→ Requirements: Repeat the entries below exactly as they appear, with no pictures.

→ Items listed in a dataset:
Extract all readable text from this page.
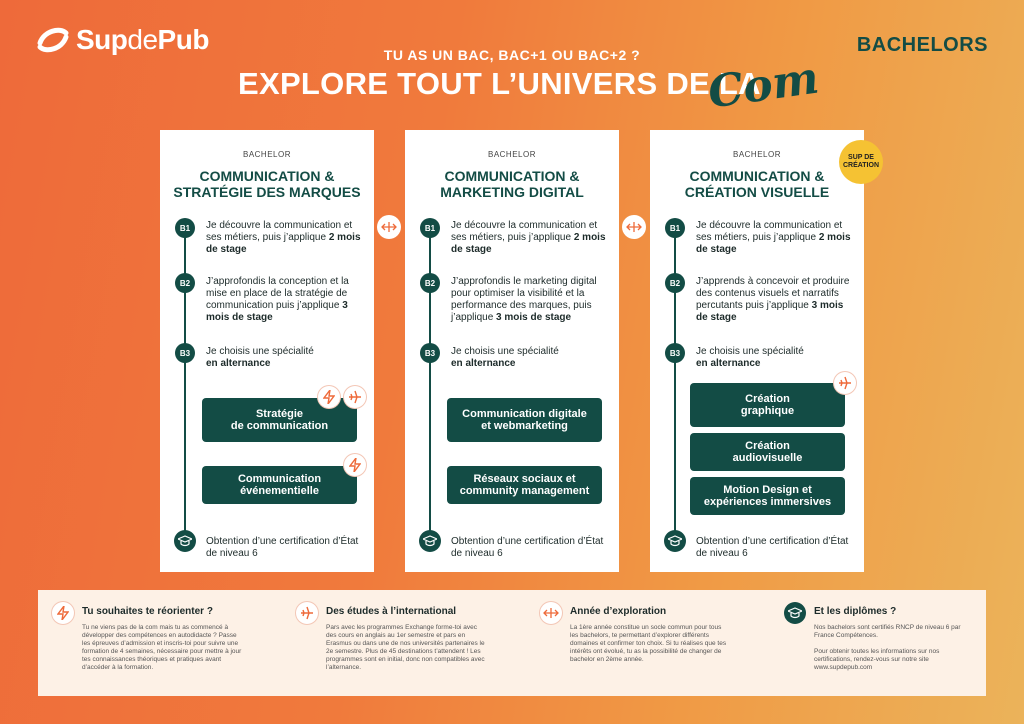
SupdePub	BACHELORS
TU AS UN BAC, BAC+1 OU BAC+2 ?
EXPLORE TOUT L’UNIVERS DE LA
Com
BACHELOR
COMMUNICATION &
STRATÉGIE DES MARQUES
B1	Je découvre la communication et ses métiers, puis j’applique 2 mois de stage
B2	J’approfondis la conception et la mise en place de la stratégie de communication puis j’applique 3 mois de stage
B3	Je choisis une spécialité
en alternance
Stratégie
de communication
Communication
événementielle
Obtention d’une certification d’État de niveau 6
BACHELOR
COMMUNICATION &
MARKETING DIGITAL
B1	Je découvre la communication et ses métiers, puis j’applique 2 mois de stage
B2	J’approfondis le marketing digital pour optimiser la visibilité et la performance des marques, puis j’applique 3 mois de stage
B3	Je choisis une spécialité
en alternance
Communication digitale
et webmarketing
Réseaux sociaux et
community management
Obtention d’une certification d’État de niveau 6
BACHELOR
COMMUNICATION &
CRÉATION VISUELLE
B1	Je découvre la communication et ses métiers, puis j’applique 2 mois de stage
B2	J’apprends à concevoir et produire des contenus visuels et narratifs percutants puis j’applique 3 mois de stage
B3	Je choisis une spécialité
en alternance
Création
graphique
Création
audiovisuelle
Motion Design et
expériences immersives
Obtention d’une certification d’État de niveau 6
SUP DE CRÉATION
Tu souhaites te réorienter ?
Tu ne viens pas de la com mais tu as commencé à développer des compétences en autodidacte ? Passe les épreuves d’admission et inscris-toi pour suivre une formation de 4 semaines, nécessaire pour mettre à jour tes connaissances théoriques et pratiques avant d’accéder à la formation.
Des études à l’international
Pars avec les programmes Exchange forme-toi avec des cours en anglais au 1er semestre et pars en Erasmus ou dans une de nos universités partenaires le 2e semestre. Plus de 45 destinations t’attendent ! Les programmes sont en initial, donc non compatibles avec l’alternance.
Année d’exploration
La 1ère année constitue un socle commun pour tous les bachelors, te permettant d’explorer différents domaines et confirmer ton choix. Si tu réalises que tes intérêts ont évolué, tu as la possibilité de changer de bachelor en 2ème année.
Et les diplômes ?
Nos bachelors sont certifiés RNCP de niveau 6 par France Compétences.

Pour obtenir toutes les informations sur nos certifications, rendez-vous sur notre site www.supdepub.com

→ Task output:
Extract all readable text from this page.
SupdePub	BACHELORS
TU AS UN BAC, BAC+1 OU BAC+2 ?
EXPLORE TOUT L’UNIVERS DE LA
Com
BACHELOR
COMMUNICATION &
STRATÉGIE DES MARQUES
B1	Je découvre la communication et ses métiers, puis j’applique 2 mois de stage
B2	J’approfondis la conception et la mise en place de la stratégie de communication puis j’applique 3 mois de stage
B3	Je choisis une spécialité
en alternance
Stratégie
de communication
Communication
événementielle
Obtention d’une certification d’État de niveau 6
BACHELOR
COMMUNICATION &
MARKETING DIGITAL
B1	Je découvre la communication et ses métiers, puis j’applique 2 mois de stage
B2	J’approfondis le marketing digital pour optimiser la visibilité et la performance des marques, puis j’applique 3 mois de stage
B3	Je choisis une spécialité
en alternance
Communication digitale
et webmarketing
Réseaux sociaux et
community management
Obtention d’une certification d’État de niveau 6
BACHELOR
COMMUNICATION &
CRÉATION VISUELLE
B1	Je découvre la communication et ses métiers, puis j’applique 2 mois de stage
B2	J’apprends à concevoir et produire des contenus visuels et narratifs percutants puis j’applique 3 mois de stage
B3	Je choisis une spécialité
en alternance
Création
graphique
Création
audiovisuelle
Motion Design et
expériences immersives
Obtention d’une certification d’État de niveau 6
SUP DE CRÉATION
Tu souhaites te réorienter ?
Tu ne viens pas de la com mais tu as commencé à développer des compétences en autodidacte ? Passe les épreuves d’admission et inscris-toi pour suivre une formation de 4 semaines, nécessaire pour mettre à jour tes connaissances théoriques et pratiques avant d’accéder à la formation.
Des études à l’international
Pars avec les programmes Exchange forme-toi avec des cours en anglais au 1er semestre et pars en Erasmus ou dans une de nos universités partenaires le 2e semestre. Plus de 45 destinations t’attendent ! Les programmes sont en initial, donc non compatibles avec l’alternance.
Année d’exploration
La 1ère année constitue un socle commun pour tous les bachelors, te permettant d’explorer différents domaines et confirmer ton choix. Si tu réalises que tes intérêts ont évolué, tu as la possibilité de changer de bachelor en 2ème année.
Et les diplômes ?
Nos bachelors sont certifiés RNCP de niveau 6 par France Compétences.

Pour obtenir toutes les informations sur nos certifications, rendez-vous sur notre site www.supdepub.com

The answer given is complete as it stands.